TASK REQUIREMENTS
Gather every line below where "Đông" appears.

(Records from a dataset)
┏━━
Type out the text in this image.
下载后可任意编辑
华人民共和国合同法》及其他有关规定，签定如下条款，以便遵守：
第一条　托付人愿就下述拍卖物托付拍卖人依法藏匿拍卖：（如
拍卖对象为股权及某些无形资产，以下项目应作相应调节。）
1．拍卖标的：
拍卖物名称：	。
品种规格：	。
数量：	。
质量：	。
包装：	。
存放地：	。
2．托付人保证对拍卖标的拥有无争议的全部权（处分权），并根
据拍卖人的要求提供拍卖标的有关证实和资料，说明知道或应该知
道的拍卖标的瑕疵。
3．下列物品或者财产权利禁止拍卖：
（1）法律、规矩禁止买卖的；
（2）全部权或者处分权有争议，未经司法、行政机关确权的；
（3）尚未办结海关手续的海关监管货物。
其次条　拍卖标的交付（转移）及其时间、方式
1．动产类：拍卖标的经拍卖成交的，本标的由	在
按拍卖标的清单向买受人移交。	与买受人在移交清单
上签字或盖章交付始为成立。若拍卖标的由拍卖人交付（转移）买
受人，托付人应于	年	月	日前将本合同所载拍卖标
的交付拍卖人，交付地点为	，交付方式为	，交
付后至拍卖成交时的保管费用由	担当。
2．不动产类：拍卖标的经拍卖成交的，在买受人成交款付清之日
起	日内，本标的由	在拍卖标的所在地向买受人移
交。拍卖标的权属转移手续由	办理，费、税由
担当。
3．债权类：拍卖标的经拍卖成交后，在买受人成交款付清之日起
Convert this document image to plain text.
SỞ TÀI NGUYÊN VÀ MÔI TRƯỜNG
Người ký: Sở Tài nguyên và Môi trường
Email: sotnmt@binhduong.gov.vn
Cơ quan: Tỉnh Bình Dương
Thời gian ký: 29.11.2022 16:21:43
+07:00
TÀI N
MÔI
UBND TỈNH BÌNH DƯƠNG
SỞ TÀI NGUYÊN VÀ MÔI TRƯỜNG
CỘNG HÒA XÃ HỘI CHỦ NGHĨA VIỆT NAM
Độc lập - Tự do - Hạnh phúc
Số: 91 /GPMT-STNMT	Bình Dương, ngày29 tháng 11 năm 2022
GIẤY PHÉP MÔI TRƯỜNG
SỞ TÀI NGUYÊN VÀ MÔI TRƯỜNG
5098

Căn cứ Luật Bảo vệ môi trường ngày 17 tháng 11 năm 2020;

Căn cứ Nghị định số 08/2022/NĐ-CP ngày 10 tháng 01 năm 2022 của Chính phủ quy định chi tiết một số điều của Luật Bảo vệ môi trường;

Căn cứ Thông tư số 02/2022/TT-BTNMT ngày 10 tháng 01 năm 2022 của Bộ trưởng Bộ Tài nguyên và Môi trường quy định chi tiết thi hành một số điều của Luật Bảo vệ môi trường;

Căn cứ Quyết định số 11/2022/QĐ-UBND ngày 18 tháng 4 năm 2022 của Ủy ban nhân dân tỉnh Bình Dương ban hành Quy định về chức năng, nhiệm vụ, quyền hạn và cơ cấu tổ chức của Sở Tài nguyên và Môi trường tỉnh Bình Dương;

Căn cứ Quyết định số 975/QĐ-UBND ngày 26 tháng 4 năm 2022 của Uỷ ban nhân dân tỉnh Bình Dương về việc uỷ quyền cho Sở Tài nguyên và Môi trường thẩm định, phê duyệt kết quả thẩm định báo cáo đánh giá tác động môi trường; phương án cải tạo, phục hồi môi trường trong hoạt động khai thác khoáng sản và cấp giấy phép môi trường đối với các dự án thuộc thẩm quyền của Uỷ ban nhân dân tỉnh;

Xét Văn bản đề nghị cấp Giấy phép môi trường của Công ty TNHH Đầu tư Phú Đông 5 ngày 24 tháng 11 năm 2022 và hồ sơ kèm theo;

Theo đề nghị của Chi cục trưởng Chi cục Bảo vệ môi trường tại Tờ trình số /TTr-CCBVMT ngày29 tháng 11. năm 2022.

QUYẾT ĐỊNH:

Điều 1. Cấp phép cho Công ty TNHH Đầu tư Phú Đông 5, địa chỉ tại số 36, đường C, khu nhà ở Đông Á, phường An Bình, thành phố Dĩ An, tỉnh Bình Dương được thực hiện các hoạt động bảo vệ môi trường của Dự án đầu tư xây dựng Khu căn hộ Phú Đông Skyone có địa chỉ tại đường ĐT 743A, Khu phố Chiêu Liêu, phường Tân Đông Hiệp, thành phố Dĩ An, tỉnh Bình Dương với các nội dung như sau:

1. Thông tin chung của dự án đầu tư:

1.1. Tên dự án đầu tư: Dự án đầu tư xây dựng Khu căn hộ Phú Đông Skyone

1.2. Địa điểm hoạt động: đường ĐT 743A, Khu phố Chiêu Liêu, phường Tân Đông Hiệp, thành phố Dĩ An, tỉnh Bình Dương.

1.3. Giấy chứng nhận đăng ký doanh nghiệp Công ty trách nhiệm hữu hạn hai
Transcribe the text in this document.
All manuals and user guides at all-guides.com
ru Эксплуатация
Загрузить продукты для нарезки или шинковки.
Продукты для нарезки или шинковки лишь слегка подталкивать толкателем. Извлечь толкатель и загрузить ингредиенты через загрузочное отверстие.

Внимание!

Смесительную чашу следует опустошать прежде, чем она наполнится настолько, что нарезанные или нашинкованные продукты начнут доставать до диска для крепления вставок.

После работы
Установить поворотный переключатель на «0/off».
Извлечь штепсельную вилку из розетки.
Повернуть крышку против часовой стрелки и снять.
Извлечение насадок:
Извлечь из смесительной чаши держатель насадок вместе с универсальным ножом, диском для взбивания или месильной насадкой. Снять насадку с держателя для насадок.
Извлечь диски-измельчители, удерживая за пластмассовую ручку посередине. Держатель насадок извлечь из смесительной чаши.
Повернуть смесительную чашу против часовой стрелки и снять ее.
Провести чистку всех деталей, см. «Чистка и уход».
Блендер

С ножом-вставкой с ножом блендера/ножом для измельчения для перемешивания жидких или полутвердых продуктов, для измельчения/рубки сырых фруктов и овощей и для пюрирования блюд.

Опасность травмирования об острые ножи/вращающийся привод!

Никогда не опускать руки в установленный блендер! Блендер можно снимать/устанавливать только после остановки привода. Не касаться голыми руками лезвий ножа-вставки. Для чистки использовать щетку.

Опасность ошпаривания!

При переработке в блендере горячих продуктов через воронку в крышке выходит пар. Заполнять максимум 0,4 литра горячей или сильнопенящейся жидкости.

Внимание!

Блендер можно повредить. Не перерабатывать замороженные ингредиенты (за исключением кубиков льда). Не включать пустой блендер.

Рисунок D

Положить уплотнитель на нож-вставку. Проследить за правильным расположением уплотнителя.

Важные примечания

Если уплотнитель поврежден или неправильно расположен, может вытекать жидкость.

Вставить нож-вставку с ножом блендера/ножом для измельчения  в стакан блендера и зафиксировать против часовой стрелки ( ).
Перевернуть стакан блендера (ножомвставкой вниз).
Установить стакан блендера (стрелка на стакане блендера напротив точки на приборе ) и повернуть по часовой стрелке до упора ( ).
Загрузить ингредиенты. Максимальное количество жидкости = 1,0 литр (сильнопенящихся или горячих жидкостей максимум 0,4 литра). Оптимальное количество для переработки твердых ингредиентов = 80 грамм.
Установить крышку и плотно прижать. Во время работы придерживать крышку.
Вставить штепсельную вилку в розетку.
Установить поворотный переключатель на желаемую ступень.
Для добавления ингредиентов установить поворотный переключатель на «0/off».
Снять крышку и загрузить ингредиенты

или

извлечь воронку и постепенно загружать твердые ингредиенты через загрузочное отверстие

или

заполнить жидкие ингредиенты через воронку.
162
┗━━
WRITTEN ANSWER
Xét Văn bản đề nghị cấp Giấy phép môi trường của Công ty TNHH Đầu tư Phú Đông 5 ngày 24 tháng 11 năm 2022 và hồ sơ kèm theo;
Điều 1. Cấp phép cho Công ty TNHH Đầu tư Phú Đông 5, địa chỉ tại số 36, đường C, khu nhà ở Đông Á, phường An Bình, thành phố Dĩ An, tỉnh Bình Dương được thực hiện các hoạt động bảo vệ môi trường của Dự án đầu tư xây dựng Khu căn hộ Phú Đông Skyone có địa chỉ tại đường ĐT 743A, Khu phố Chiêu Liêu, phường Tân Đông Hiệp, thành phố Dĩ An, tỉnh Bình Dương với các nội dung như sau:
1.1. Tên dự án đầu tư: Dự án đầu tư xây dựng Khu căn hộ Phú Đông Skyone
1.2. Địa điểm hoạt động: đường ĐT 743A, Khu phố Chiêu Liêu, phường Tân Đông Hiệp, thành phố Dĩ An, tỉnh Bình Dương.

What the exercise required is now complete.